-- Start Records for processing --
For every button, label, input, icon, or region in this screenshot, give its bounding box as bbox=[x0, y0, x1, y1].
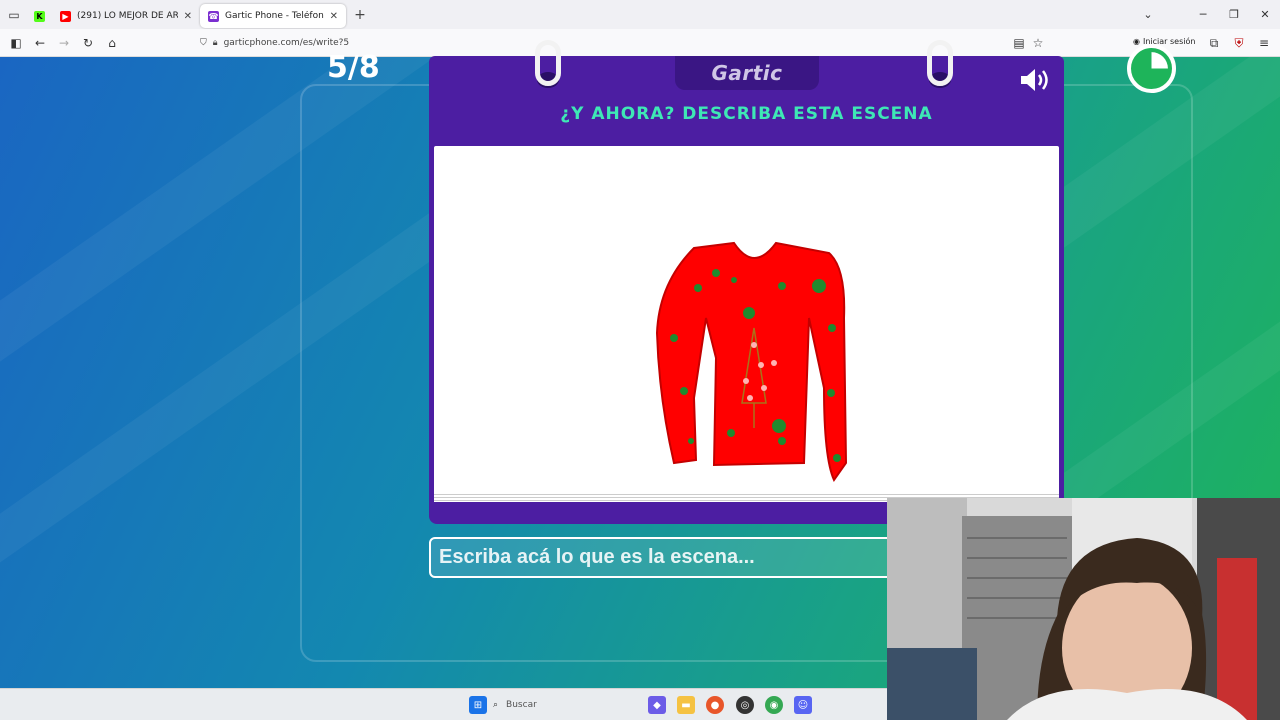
youtube-icon: ▶ bbox=[60, 10, 71, 22]
restore-button[interactable]: ❐ bbox=[1219, 0, 1249, 29]
firefox-icon[interactable]: ● bbox=[706, 696, 724, 714]
bookmark-star-icon[interactable]: ☆ bbox=[1026, 31, 1050, 55]
tab-gartic[interactable]: ☎ Gartic Phone - Teléfono Descon ✕ bbox=[200, 4, 346, 28]
tab-label: (291) LO MEJOR DE ARGENTINA bbox=[77, 11, 178, 21]
scene-description-input[interactable] bbox=[429, 537, 899, 578]
gartic-logo: Gartic bbox=[675, 56, 819, 90]
drawing-sweater bbox=[655, 241, 848, 483]
webcam-feed bbox=[887, 498, 1280, 720]
webcam-overlay bbox=[887, 498, 1280, 720]
lock-icon: 🔒︎ bbox=[212, 38, 218, 48]
sound-icon[interactable] bbox=[1019, 66, 1053, 94]
browser-tab-bar: ▭ K ▶ (291) LO MEJOR DE ARGENTINA ✕ ☎ Ga… bbox=[0, 0, 1280, 29]
search-label: Buscar bbox=[506, 700, 537, 710]
tab-overflow-chevron-icon[interactable]: ⌄ bbox=[1133, 0, 1163, 29]
tab-kick[interactable]: K bbox=[28, 4, 52, 28]
search-icon: ⌕ bbox=[493, 700, 499, 710]
gartic-icon: ☎ bbox=[208, 10, 219, 22]
discord-icon[interactable]: ☺ bbox=[794, 696, 812, 714]
menu-icon[interactable]: ≡ bbox=[1252, 31, 1276, 55]
tab-label: Gartic Phone - Teléfono Descon bbox=[225, 11, 324, 21]
back-button[interactable]: ← bbox=[28, 31, 52, 55]
close-window-button[interactable]: ✕ bbox=[1250, 0, 1280, 29]
account-icon: ◉ bbox=[1133, 37, 1140, 46]
copilot-icon[interactable]: ◆ bbox=[648, 696, 666, 714]
binder-ring bbox=[927, 40, 953, 86]
shield-icon: ⛉ bbox=[200, 38, 207, 48]
ublock-icon[interactable]: ⛨ bbox=[1227, 31, 1251, 55]
url-text: garticphone.com/es/write?5 bbox=[223, 38, 350, 48]
kick-icon: K bbox=[34, 10, 45, 22]
reload-button[interactable]: ↻ bbox=[76, 31, 100, 55]
tab-youtube[interactable]: ▶ (291) LO MEJOR DE ARGENTINA ✕ bbox=[52, 4, 200, 28]
obs-icon[interactable]: ◎ bbox=[736, 696, 754, 714]
file-explorer-icon[interactable]: ▬ bbox=[677, 696, 695, 714]
new-tab-button[interactable]: + bbox=[346, 7, 374, 23]
windows-start-icon[interactable]: ⊞ bbox=[469, 696, 487, 714]
minimize-button[interactable]: ─ bbox=[1188, 0, 1218, 29]
sidebar-icon[interactable]: ◧ bbox=[4, 31, 28, 55]
forward-button[interactable]: → bbox=[52, 31, 76, 55]
card-header: Gartic ¿Y AHORA? DESCRIBA ESTA ESCENA bbox=[429, 56, 1064, 140]
round-counter: 5/8 bbox=[327, 50, 380, 85]
taskbar: ⊞ ⌕ Buscar ◆ ▬ ● ◎ ◉ ☺ bbox=[0, 688, 887, 720]
close-icon[interactable]: ✕ bbox=[330, 11, 338, 22]
chrome-icon[interactable]: ◉ bbox=[765, 696, 783, 714]
binder-ring bbox=[535, 40, 561, 86]
extensions-icon[interactable]: ⧉ bbox=[1202, 31, 1226, 55]
browser-nav-bar: ◧ ← → ↻ ⌂ ⛉ 🔒︎ garticphone.com/es/write?… bbox=[0, 29, 1280, 57]
timer-wedge bbox=[1151, 52, 1168, 69]
timer-icon bbox=[1127, 44, 1176, 93]
tab-list-icon[interactable]: ▭ bbox=[0, 0, 28, 29]
close-icon[interactable]: ✕ bbox=[184, 11, 192, 22]
prompt-title: ¿Y AHORA? DESCRIBA ESTA ESCENA bbox=[560, 104, 933, 124]
home-button[interactable]: ⌂ bbox=[100, 31, 124, 55]
taskbar-search[interactable]: ⌕ Buscar bbox=[493, 695, 603, 715]
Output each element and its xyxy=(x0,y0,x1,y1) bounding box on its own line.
-- End Records for processing --
Aim of the exercise: Copy out, unchanged, the lines of the material from the line with "youtube-icon: ▶ bbox=[60, 10, 71, 22]" up to and including the line with "bookmark-star-icon[interactable]: ☆ bbox=[1026, 31, 1050, 55]".

Result of this task:
youtube-icon: ▶ bbox=[60, 10, 71, 22]
restore-button[interactable]: ❐ bbox=[1219, 0, 1249, 29]
firefox-icon[interactable]: ● bbox=[706, 696, 724, 714]
bookmark-star-icon[interactable]: ☆ bbox=[1026, 31, 1050, 55]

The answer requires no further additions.